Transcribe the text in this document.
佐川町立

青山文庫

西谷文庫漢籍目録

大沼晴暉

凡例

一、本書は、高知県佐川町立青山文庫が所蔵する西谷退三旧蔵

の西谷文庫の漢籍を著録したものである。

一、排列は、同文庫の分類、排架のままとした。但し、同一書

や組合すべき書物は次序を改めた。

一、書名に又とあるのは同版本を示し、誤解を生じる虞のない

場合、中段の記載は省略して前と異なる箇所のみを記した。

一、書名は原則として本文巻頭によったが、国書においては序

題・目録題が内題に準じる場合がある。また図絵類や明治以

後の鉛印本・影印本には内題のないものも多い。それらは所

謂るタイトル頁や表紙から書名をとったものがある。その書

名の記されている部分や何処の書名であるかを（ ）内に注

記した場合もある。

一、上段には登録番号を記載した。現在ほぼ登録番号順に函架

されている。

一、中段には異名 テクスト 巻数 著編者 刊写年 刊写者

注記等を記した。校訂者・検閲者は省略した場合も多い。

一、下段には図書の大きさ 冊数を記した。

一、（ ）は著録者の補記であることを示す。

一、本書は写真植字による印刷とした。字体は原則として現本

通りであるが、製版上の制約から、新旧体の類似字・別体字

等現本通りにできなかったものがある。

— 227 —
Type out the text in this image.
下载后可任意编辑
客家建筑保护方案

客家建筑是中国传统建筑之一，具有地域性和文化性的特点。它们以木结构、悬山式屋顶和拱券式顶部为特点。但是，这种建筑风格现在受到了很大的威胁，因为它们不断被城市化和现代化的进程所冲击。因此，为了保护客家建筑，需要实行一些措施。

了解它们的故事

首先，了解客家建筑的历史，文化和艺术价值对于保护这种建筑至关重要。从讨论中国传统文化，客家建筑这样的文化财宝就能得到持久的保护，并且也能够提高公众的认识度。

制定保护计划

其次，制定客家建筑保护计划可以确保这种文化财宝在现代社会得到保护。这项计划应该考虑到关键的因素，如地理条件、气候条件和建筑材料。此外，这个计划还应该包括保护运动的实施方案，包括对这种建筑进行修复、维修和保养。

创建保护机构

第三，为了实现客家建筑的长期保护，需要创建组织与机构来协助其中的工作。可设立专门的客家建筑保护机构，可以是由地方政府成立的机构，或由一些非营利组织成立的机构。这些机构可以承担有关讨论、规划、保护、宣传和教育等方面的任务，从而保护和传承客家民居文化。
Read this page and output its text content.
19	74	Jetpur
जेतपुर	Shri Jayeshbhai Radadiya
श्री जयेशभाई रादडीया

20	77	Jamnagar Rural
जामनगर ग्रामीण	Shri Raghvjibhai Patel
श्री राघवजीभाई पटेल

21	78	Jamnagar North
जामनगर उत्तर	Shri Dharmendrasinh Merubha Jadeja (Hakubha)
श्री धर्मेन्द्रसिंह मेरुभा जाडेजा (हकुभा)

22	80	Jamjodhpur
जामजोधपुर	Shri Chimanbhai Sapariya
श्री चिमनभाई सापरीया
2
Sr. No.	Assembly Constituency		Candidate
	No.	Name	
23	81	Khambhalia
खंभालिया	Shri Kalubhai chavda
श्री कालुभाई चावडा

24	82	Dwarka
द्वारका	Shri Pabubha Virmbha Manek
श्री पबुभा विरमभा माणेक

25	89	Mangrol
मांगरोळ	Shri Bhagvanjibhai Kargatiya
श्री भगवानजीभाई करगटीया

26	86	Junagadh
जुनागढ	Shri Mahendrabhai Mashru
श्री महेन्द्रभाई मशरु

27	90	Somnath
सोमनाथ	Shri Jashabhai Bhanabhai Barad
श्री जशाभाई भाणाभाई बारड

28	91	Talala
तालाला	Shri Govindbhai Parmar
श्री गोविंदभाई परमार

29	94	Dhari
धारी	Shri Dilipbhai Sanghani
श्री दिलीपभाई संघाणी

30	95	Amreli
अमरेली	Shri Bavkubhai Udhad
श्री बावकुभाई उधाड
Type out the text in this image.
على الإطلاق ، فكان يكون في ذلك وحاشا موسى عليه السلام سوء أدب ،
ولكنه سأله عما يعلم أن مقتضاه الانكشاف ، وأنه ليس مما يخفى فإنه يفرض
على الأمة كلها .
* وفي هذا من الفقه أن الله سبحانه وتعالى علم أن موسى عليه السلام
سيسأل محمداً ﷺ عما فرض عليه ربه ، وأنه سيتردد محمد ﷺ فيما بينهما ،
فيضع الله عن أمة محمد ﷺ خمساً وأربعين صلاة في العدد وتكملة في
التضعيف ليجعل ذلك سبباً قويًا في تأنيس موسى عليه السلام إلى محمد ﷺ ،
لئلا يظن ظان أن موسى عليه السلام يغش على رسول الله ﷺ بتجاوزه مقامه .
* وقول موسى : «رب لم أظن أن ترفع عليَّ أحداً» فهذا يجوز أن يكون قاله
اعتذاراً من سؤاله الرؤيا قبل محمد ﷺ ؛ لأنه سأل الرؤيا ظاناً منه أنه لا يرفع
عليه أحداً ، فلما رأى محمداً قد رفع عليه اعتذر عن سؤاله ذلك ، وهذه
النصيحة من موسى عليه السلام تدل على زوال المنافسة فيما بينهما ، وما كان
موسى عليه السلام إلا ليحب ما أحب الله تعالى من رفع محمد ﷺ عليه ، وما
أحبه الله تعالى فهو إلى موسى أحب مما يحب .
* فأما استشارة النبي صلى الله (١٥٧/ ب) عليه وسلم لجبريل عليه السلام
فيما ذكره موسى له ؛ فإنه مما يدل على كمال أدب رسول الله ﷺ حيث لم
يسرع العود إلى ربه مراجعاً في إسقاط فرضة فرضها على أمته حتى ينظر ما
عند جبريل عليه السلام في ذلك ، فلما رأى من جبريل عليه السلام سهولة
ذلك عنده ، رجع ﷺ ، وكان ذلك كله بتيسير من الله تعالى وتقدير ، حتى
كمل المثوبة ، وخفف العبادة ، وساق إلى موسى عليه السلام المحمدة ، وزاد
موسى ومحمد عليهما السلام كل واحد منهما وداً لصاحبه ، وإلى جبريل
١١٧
────────────────────
== EXERCISE PROMPT ==
Transcribe all lines as written.

== RESPONSE TO THE EXERCISE ==
Transcribe the text in this document.
佐川町立

青山文庫

西谷文庫漢籍目録

大沼晴暉

凡例

一、本書は、高知県佐川町立青山文庫が所蔵する西谷退三旧蔵

の西谷文庫の漢籍を著録したものである。

一、排列は、同文庫の分類、排架のままとした。但し、同一書

や組合すべき書物は次序を改めた。

一、書名に又とあるのは同版本を示し、誤解を生じる虞のない

場合、中段の記載は省略して前と異なる箇所のみを記した。

一、書名は原則として本文巻頭によったが、国書においては序

題・目録題が内題に準じる場合がある。また図絵類や明治以

後の鉛印本・影印本には内題のないものも多い。それらは所

謂るタイトル頁や表紙から書名をとったものがある。その書

名の記されている部分や何処の書名であるかを（ ）内に注

記した場合もある。

一、上段には登録番号を記載した。現在ほぼ登録番号順に函架

されている。

一、中段には異名 テクスト 巻数 著編者 刊写年 刊写者

注記等を記した。校訂者・検閲者は省略した場合も多い。

一、下段には図書の大きさ 冊数を記した。

一、（ ）は著録者の補記であることを示す。

一、本書は写真植字による印刷とした。字体は原則として現本

通りであるが、製版上の制約から、新旧体の類似字・別体字

等現本通りにできなかったものがある。

— 227 —
Type out the text in this image.
下载后可任意编辑
客家建筑保护方案

客家建筑是中国传统建筑之一，具有地域性和文化性的特点。它们以木结构、悬山式屋顶和拱券式顶部为特点。但是，这种建筑风格现在受到了很大的威胁，因为它们不断被城市化和现代化的进程所冲击。因此，为了保护客家建筑，需要实行一些措施。

了解它们的故事

首先，了解客家建筑的历史，文化和艺术价值对于保护这种建筑至关重要。从讨论中国传统文化，客家建筑这样的文化财宝就能得到持久的保护，并且也能够提高公众的认识度。

制定保护计划

其次，制定客家建筑保护计划可以确保这种文化财宝在现代社会得到保护。这项计划应该考虑到关键的因素，如地理条件、气候条件和建筑材料。此外，这个计划还应该包括保护运动的实施方案，包括对这种建筑进行修复、维修和保养。

创建保护机构

第三，为了实现客家建筑的长期保护，需要创建组织与机构来协助其中的工作。可设立专门的客家建筑保护机构，可以是由地方政府成立的机构，或由一些非营利组织成立的机构。这些机构可以承担有关讨论、规划、保护、宣传和教育等方面的任务，从而保护和传承客家民居文化。
Read this page and output its text content.
19	74	Jetpur
जेतपुर	Shri Jayeshbhai Radadiya
श्री जयेशभाई रादडीया

20	77	Jamnagar Rural
जामनगर ग्रामीण	Shri Raghvjibhai Patel
श्री राघवजीभाई पटेल

21	78	Jamnagar North
जामनगर उत्तर	Shri Dharmendrasinh Merubha Jadeja (Hakubha)
श्री धर्मेन्द्रसिंह मेरुभा जाडेजा (हकुभा)

22	80	Jamjodhpur
जामजोधपुर	Shri Chimanbhai Sapariya
श्री चिमनभाई सापरीया
2
Sr. No.	Assembly Constituency		Candidate
	No.	Name	
23	81	Khambhalia
खंभालिया	Shri Kalubhai chavda
श्री कालुभाई चावडा

24	82	Dwarka
द्वारका	Shri Pabubha Virmbha Manek
श्री पबुभा विरमभा माणेक

25	89	Mangrol
मांगरोळ	Shri Bhagvanjibhai Kargatiya
श्री भगवानजीभाई करगटीया

26	86	Junagadh
जुनागढ	Shri Mahendrabhai Mashru
श्री महेन्द्रभाई मशरु

27	90	Somnath
सोमनाथ	Shri Jashabhai Bhanabhai Barad
श्री जशाभाई भाणाभाई बारड

28	91	Talala
तालाला	Shri Govindbhai Parmar
श्री गोविंदभाई परमार

29	94	Dhari
धारी	Shri Dilipbhai Sanghani
श्री दिलीपभाई संघाणी

30	95	Amreli
अमरेली	Shri Bavkubhai Udhad
श्री बावकुभाई उधाड
Type out the text in this image.
على الإطلاق ، فكان يكون في ذلك وحاشا موسى عليه السلام سوء أدب ،
ولكنه سأله عما يعلم أن مقتضاه الانكشاف ، وأنه ليس مما يخفى فإنه يفرض
على الأمة كلها .
* وفي هذا من الفقه أن الله سبحانه وتعالى علم أن موسى عليه السلام
سيسأل محمداً ﷺ عما فرض عليه ربه ، وأنه سيتردد محمد ﷺ فيما بينهما ،
فيضع الله عن أمة محمد ﷺ خمساً وأربعين صلاة في العدد وتكملة في
التضعيف ليجعل ذلك سبباً قويًا في تأنيس موسى عليه السلام إلى محمد ﷺ ،
لئلا يظن ظان أن موسى عليه السلام يغش على رسول الله ﷺ بتجاوزه مقامه .
* وقول موسى : «رب لم أظن أن ترفع عليَّ أحداً» فهذا يجوز أن يكون قاله
اعتذاراً من سؤاله الرؤيا قبل محمد ﷺ ؛ لأنه سأل الرؤيا ظاناً منه أنه لا يرفع
عليه أحداً ، فلما رأى محمداً قد رفع عليه اعتذر عن سؤاله ذلك ، وهذه
النصيحة من موسى عليه السلام تدل على زوال المنافسة فيما بينهما ، وما كان
موسى عليه السلام إلا ليحب ما أحب الله تعالى من رفع محمد ﷺ عليه ، وما
أحبه الله تعالى فهو إلى موسى أحب مما يحب .
* فأما استشارة النبي صلى الله (١٥٧/ ب) عليه وسلم لجبريل عليه السلام
فيما ذكره موسى له ؛ فإنه مما يدل على كمال أدب رسول الله ﷺ حيث لم
يسرع العود إلى ربه مراجعاً في إسقاط فرضة فرضها على أمته حتى ينظر ما
عند جبريل عليه السلام في ذلك ، فلما رأى من جبريل عليه السلام سهولة
ذلك عنده ، رجع ﷺ ، وكان ذلك كله بتيسير من الله تعالى وتقدير ، حتى
كمل المثوبة ، وخفف العبادة ، وساق إلى موسى عليه السلام المحمدة ، وزاد
موسى ومحمد عليهما السلام كل واحد منهما وداً لصاحبه ، وإلى جبريل
١١٧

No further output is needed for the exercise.